I'm happy I lost my job.
Losing my job was the best way to kick off 2023.
Let me explain.
After two years of working from home due to the pandemic, I discovered how I work best. It is remote, on my own schedule. Previously, I was convinced I found comfort in the routine of corporate America. Knowing exactly when I would be working and when I had off helped me manage my time better (or so I told myself). As it turns out, I was wrong. Working intuitively for my body and mind works best, and when I returned to the office, the reality was too glaring to ignore. But ignore it I tried.
My goal had always been to pivot to full-time freelance. My husband has a job he adores, and his schedule has always been the opposite of mine, working evenings and weekends. We rarely saw each other. Between the two of us, I was the one who could make a change that gave us more time together. Freelancing was the clear choice - it worked for me creatively and for us as a family. Over the years, I'd gathered experience, worked with incredible clients on the side of my 9-5 job, and told myself, "when the time is right, I'll transition to doing this full-time." I dipped my toes, took the safe route. But I don't think I would have ever had the courage to take the leap. The prospect of leaving a secure job with a reliable paycheck and benefits was terrifying, so I stayed long after I should have - long after my mental health was in ruins and my confidence as a writer shattered.
And then I was pushed.
It was a relief.
While the initial shock and panic of finances still linger, I'm now working my dream job: I am my own boss. I make my own schedule. The people and brands I work with are my clients, I am not their employee. Does my new reality require an insane amount of hustling and chasing down leads? Yes. Does it mean I constantly feel like I need to do more? Yes. Am I watching my bank account dwindle without the consistent salary check coming in twice a month? Of course. But, I'd still prefer this over working in corporate again.
The adjustment period is rough, but it is temporary. I look forward to the day in the near future when I have to turn down work because my plate is as full as I want it to be. I look forward to the day further down the road when my fine jewelry line, Psyche Fine Jewelry, makes up the majority of my income. While it might not feel like it right now, it will all work out. I already have more time to dedicate to the things I love and work on a schedule that makes sense for me and my needs. My confidence in my work came rushing back almost immediately. During my third week of unemployment, my husband looked over at me and said, "you seem much happier."

QUESTIONS:
**a.** Copy the passage of the essay about losing a job from "Let me explain." up to and including "it I tried.".
**b.** Which questions does the writer pose in the essay about losing a job? List every one.
The records are separate material, unrelated to the essay about losing a job.

EXTRACTED DATA:
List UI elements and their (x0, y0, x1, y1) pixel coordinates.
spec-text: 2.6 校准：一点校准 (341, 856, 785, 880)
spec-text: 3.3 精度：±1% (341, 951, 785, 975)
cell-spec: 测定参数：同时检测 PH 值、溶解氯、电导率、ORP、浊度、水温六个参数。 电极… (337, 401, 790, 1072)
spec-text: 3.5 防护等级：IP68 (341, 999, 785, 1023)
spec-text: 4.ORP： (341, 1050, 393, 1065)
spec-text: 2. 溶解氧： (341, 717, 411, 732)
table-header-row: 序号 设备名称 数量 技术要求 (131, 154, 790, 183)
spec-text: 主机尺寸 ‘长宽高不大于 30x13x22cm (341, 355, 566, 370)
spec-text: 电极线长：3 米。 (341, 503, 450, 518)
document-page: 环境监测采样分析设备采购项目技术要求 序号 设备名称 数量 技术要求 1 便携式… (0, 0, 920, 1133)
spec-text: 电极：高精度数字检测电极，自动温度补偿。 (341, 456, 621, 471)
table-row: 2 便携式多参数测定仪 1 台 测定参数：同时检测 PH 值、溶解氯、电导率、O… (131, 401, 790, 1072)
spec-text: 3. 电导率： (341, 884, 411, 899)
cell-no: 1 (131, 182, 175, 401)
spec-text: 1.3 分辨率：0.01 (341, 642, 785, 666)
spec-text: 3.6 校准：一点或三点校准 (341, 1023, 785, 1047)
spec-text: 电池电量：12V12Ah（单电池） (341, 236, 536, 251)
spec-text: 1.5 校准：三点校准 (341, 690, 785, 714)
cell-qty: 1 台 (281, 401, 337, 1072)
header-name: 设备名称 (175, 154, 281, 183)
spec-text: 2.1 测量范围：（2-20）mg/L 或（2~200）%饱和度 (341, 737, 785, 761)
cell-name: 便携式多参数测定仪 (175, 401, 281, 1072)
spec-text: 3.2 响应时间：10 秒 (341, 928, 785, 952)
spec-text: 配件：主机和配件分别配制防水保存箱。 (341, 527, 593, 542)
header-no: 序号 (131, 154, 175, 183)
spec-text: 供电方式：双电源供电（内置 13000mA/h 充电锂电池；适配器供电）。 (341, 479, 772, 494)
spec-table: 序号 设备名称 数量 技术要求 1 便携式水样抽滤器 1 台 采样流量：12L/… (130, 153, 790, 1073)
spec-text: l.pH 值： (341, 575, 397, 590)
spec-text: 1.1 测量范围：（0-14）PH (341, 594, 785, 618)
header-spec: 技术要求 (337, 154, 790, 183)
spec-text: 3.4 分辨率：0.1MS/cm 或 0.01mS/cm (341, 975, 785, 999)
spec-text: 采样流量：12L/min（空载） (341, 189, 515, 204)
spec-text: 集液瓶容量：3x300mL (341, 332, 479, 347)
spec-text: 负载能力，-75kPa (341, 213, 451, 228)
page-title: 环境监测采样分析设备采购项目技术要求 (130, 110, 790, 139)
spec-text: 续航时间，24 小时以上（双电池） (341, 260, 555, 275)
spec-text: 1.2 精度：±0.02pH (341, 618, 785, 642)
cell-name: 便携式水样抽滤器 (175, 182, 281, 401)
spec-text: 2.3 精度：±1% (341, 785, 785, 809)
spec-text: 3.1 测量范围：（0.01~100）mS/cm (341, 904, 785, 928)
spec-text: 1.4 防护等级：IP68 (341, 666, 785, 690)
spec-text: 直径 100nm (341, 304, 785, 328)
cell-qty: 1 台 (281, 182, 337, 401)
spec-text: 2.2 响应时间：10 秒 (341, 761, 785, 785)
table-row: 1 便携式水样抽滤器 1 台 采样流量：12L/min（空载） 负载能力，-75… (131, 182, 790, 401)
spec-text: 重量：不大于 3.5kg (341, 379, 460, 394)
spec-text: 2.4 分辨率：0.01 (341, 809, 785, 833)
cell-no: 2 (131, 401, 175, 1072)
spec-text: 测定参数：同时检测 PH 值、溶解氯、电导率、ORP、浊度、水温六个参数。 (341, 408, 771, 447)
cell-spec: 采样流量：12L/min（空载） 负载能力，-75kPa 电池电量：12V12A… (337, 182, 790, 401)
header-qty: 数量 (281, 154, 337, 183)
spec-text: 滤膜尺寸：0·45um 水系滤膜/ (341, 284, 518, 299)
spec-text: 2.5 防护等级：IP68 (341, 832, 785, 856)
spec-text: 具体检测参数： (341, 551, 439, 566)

TASK RESPONSES:
**a.**
Let me explain.
After two years of working from home due to the pandemic, I discovered how I work best. It is remote, on my own schedule. Previously, I was convinced I found comfort in the routine of corporate America. Knowing exactly when I would be working and when I had off helped me manage my time better (or so I told myself). As it turns out, I was wrong. Working intuitively for my body and mind works best, and when I returned to the office, the reality was too glaring to ignore. But ignore it I tried.

**b.**
- Does my new reality require an insane amount of hustling and chasing down leads?
- Does it mean I constantly feel like I need to do more?
- Am I watching my bank account dwindle without the consistent salary check coming in twice a month?